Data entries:

....................

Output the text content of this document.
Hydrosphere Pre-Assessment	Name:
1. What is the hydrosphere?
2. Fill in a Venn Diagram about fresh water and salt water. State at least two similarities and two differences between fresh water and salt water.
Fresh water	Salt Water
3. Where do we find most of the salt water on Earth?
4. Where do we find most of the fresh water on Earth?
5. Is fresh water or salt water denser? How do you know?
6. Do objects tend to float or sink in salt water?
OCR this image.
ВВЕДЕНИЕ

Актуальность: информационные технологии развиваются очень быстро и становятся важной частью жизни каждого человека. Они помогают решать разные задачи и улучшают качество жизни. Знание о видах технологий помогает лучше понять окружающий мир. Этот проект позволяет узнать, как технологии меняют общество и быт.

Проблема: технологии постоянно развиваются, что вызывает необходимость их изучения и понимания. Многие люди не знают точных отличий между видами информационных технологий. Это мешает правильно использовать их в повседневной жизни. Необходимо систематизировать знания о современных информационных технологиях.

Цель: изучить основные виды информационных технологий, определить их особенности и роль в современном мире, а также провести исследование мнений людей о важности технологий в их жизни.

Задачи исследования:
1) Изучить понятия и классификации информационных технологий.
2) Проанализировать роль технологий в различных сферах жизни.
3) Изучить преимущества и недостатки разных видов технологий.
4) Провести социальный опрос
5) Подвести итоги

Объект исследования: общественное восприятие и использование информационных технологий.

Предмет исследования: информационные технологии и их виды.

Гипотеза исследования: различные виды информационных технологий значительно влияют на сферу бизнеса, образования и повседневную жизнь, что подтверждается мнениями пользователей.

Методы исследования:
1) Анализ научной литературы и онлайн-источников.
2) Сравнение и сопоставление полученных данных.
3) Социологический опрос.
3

....................

Show the lines from the data above that contain the string "опрос".

**TASK OUTPUT**:
4) Провести социальный опрос
3) Социологический опрос.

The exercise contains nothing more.